GIVEN PROBLEM:
A single number is the answer here: how many lines of the entries contain "Temperature"?

Entries taken from a collection:
++++++
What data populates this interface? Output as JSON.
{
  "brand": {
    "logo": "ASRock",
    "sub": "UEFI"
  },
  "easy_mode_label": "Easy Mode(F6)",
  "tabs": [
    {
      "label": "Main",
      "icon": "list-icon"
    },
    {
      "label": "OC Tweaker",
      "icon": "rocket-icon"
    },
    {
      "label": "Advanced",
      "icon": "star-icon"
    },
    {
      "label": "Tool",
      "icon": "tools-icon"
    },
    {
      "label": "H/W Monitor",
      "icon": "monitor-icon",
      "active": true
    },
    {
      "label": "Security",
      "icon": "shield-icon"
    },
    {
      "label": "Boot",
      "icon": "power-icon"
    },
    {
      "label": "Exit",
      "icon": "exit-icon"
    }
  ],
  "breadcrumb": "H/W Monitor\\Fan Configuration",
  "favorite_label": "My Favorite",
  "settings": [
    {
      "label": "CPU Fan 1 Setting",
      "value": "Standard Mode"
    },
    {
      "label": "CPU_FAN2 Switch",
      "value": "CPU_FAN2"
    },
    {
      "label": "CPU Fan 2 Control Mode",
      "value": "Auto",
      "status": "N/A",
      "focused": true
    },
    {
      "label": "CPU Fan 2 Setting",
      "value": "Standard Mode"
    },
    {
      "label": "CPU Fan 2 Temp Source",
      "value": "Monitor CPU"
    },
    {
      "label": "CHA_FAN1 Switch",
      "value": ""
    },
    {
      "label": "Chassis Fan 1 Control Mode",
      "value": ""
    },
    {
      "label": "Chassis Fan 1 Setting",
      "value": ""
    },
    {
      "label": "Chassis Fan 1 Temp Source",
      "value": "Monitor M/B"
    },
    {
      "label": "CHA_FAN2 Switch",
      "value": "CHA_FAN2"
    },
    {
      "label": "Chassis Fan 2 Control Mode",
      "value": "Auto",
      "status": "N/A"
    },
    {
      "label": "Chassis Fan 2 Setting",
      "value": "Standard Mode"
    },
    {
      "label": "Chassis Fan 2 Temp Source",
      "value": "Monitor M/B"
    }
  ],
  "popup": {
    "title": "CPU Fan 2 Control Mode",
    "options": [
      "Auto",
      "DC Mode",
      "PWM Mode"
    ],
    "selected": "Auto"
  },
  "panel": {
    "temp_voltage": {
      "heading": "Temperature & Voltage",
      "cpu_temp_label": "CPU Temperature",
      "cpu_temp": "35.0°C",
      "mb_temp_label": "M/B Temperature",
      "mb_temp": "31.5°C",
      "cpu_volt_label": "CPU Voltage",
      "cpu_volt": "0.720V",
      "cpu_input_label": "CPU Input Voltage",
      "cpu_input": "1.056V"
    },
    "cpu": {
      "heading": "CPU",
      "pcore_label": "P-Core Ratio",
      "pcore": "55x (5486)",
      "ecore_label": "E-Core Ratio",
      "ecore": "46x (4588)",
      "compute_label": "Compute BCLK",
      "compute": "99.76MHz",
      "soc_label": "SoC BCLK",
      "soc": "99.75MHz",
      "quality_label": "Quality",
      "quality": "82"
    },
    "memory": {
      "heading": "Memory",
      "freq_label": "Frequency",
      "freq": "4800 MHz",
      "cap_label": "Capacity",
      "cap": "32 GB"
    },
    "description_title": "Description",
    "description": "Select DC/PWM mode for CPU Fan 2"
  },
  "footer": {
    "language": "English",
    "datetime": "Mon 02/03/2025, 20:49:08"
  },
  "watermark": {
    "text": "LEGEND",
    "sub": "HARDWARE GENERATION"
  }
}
++++++
RESULT OF THIS EXERCISE:
3